--- Data extract ---
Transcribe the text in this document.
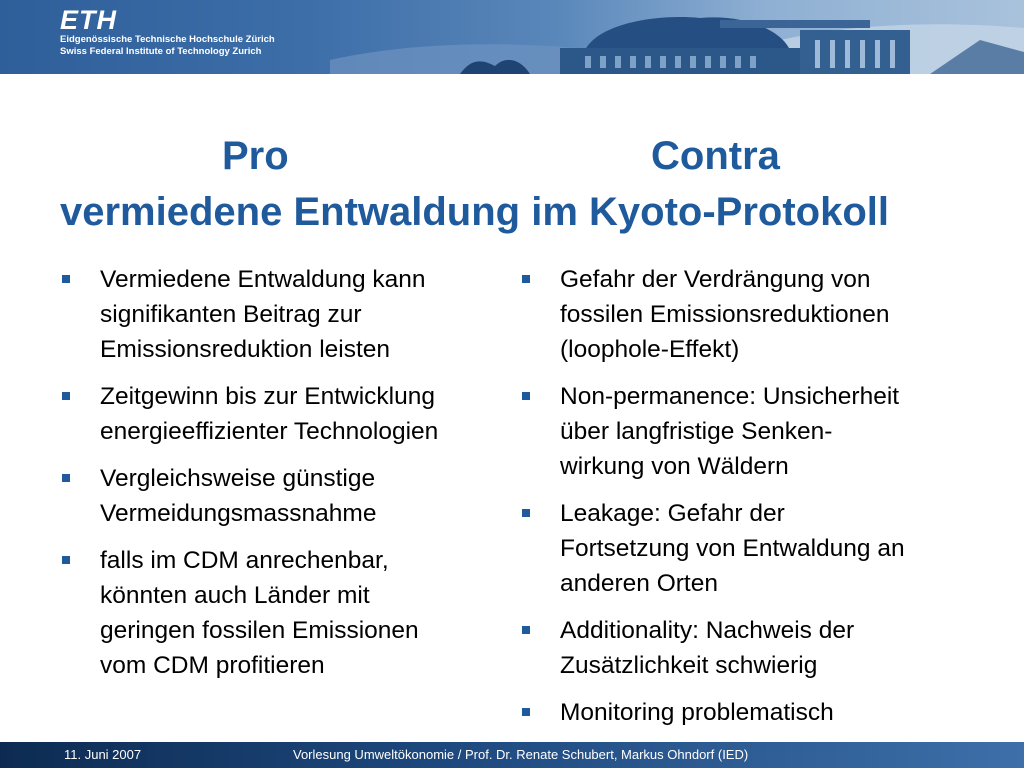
ETH
Eidgenössische Technische Hochschule Zürich
Swiss Federal Institute of Technology Zurich
Pro	Contra
vermiedene Entwaldung im Kyoto-Protokoll
Vermiedene Entwaldung kann
signifikanten Beitrag zur
Emissionsreduktion leisten
Zeitgewinn bis zur Entwicklung
energieeffizienter Technologien
Vergleichsweise günstige
Vermeidungsmassnahme
falls im CDM anrechenbar,
könnten auch Länder mit
geringen fossilen Emissionen
vom CDM profitieren
Gefahr der Verdrängung von
fossilen Emissionsreduktionen
(loophole-Effekt)
Non-permanence: Unsicherheit
über langfristige Senken-
wirkung von Wäldern
Leakage: Gefahr der
Fortsetzung von Entwaldung an
anderen Orten
Additionality: Nachweis der
Zusätzlichkeit schwierig
Monitoring problematisch
11. Juni 2007	Vorlesung Umweltökonomie / Prof. Dr. Renate Schubert, Markus Ohndorf (IED)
---
• [Exercise instructions] Copy every record character for character. Skip the pictures.

• [Worked answer]
Transcribe the text in this document.
ETH
Eidgenössische Technische Hochschule Zürich
Swiss Federal Institute of Technology Zurich
Pro	Contra
vermiedene Entwaldung im Kyoto-Protokoll
Vermiedene Entwaldung kann
signifikanten Beitrag zur
Emissionsreduktion leisten
Zeitgewinn bis zur Entwicklung
energieeffizienter Technologien
Vergleichsweise günstige
Vermeidungsmassnahme
falls im CDM anrechenbar,
könnten auch Länder mit
geringen fossilen Emissionen
vom CDM profitieren
Gefahr der Verdrängung von
fossilen Emissionsreduktionen
(loophole-Effekt)
Non-permanence: Unsicherheit
über langfristige Senken-
wirkung von Wäldern
Leakage: Gefahr der
Fortsetzung von Entwaldung an
anderen Orten
Additionality: Nachweis der
Zusätzlichkeit schwierig
Monitoring problematisch
11. Juni 2007	Vorlesung Umweltökonomie / Prof. Dr. Renate Schubert, Markus Ohndorf (IED)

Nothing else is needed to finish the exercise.